→ What the exercise asks
Please write out the complete listing that follows, exactly as it reads.

--- Begin ---

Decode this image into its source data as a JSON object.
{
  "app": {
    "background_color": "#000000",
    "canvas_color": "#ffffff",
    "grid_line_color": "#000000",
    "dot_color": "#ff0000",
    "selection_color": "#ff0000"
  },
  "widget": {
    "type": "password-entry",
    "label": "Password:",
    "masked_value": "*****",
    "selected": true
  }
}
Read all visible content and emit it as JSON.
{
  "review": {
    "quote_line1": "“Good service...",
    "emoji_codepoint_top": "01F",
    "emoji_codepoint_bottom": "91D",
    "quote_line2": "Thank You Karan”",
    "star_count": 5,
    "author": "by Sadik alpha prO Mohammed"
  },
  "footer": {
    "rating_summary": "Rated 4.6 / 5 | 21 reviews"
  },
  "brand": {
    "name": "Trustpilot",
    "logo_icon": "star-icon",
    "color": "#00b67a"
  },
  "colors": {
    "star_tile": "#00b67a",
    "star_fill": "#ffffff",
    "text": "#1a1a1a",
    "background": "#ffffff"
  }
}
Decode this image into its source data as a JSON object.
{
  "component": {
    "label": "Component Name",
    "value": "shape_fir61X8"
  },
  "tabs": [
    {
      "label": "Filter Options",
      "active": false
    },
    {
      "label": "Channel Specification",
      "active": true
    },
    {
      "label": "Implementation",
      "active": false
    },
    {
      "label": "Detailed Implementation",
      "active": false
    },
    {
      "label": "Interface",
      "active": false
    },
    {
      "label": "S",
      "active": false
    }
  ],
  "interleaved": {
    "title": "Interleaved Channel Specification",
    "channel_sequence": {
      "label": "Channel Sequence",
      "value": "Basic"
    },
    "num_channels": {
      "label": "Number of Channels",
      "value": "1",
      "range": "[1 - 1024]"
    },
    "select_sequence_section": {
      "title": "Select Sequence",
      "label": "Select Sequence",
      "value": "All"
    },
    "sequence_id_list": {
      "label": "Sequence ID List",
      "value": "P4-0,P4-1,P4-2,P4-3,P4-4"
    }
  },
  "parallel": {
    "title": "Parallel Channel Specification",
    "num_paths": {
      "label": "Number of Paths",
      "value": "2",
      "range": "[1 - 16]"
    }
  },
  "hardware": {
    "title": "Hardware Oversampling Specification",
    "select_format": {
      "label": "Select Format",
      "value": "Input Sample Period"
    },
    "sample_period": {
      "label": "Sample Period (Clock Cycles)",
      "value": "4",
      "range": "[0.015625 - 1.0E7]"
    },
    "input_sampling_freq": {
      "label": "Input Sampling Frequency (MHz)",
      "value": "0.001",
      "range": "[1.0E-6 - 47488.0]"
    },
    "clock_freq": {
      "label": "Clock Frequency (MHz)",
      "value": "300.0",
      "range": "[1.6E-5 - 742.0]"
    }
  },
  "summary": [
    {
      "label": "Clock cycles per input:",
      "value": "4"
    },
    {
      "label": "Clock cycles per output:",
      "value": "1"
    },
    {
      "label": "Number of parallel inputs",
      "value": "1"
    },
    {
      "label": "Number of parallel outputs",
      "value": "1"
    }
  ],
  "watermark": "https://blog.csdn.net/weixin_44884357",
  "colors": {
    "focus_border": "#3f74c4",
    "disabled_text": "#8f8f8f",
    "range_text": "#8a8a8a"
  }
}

--- End ---

→ Answer in full
Decode this image into its source data as a JSON object.
{
  "app": {
    "background_color": "#000000",
    "canvas_color": "#ffffff",
    "grid_line_color": "#000000",
    "dot_color": "#ff0000",
    "selection_color": "#ff0000"
  },
  "widget": {
    "type": "password-entry",
    "label": "Password:",
    "masked_value": "*****",
    "selected": true
  }
}
Read all visible content and emit it as JSON.
{
  "review": {
    "quote_line1": "“Good service...",
    "emoji_codepoint_top": "01F",
    "emoji_codepoint_bottom": "91D",
    "quote_line2": "Thank You Karan”",
    "star_count": 5,
    "author": "by Sadik alpha prO Mohammed"
  },
  "footer": {
    "rating_summary": "Rated 4.6 / 5 | 21 reviews"
  },
  "brand": {
    "name": "Trustpilot",
    "logo_icon": "star-icon",
    "color": "#00b67a"
  },
  "colors": {
    "star_tile": "#00b67a",
    "star_fill": "#ffffff",
    "text": "#1a1a1a",
    "background": "#ffffff"
  }
}
Decode this image into its source data as a JSON object.
{
  "component": {
    "label": "Component Name",
    "value": "shape_fir61X8"
  },
  "tabs": [
    {
      "label": "Filter Options",
      "active": false
    },
    {
      "label": "Channel Specification",
      "active": true
    },
    {
      "label": "Implementation",
      "active": false
    },
    {
      "label": "Detailed Implementation",
      "active": false
    },
    {
      "label": "Interface",
      "active": false
    },
    {
      "label": "S",
      "active": false
    }
  ],
  "interleaved": {
    "title": "Interleaved Channel Specification",
    "channel_sequence": {
      "label": "Channel Sequence",
      "value": "Basic"
    },
    "num_channels": {
      "label": "Number of Channels",
      "value": "1",
      "range": "[1 - 1024]"
    },
    "select_sequence_section": {
      "title": "Select Sequence",
      "label": "Select Sequence",
      "value": "All"
    },
    "sequence_id_list": {
      "label": "Sequence ID List",
      "value": "P4-0,P4-1,P4-2,P4-3,P4-4"
    }
  },
  "parallel": {
    "title": "Parallel Channel Specification",
    "num_paths": {
      "label": "Number of Paths",
      "value": "2",
      "range": "[1 - 16]"
    }
  },
  "hardware": {
    "title": "Hardware Oversampling Specification",
    "select_format": {
      "label": "Select Format",
      "value": "Input Sample Period"
    },
    "sample_period": {
      "label": "Sample Period (Clock Cycles)",
      "value": "4",
      "range": "[0.015625 - 1.0E7]"
    },
    "input_sampling_freq": {
      "label": "Input Sampling Frequency (MHz)",
      "value": "0.001",
      "range": "[1.0E-6 - 47488.0]"
    },
    "clock_freq": {
      "label": "Clock Frequency (MHz)",
      "value": "300.0",
      "range": "[1.6E-5 - 742.0]"
    }
  },
  "summary": [
    {
      "label": "Clock cycles per input:",
      "value": "4"
    },
    {
      "label": "Clock cycles per output:",
      "value": "1"
    },
    {
      "label": "Number of parallel inputs",
      "value": "1"
    },
    {
      "label": "Number of parallel outputs",
      "value": "1"
    }
  ],
  "watermark": "https://blog.csdn.net/weixin_44884357",
  "colors": {
    "focus_border": "#3f74c4",
    "disabled_text": "#8f8f8f",
    "range_text": "#8a8a8a"
  }
}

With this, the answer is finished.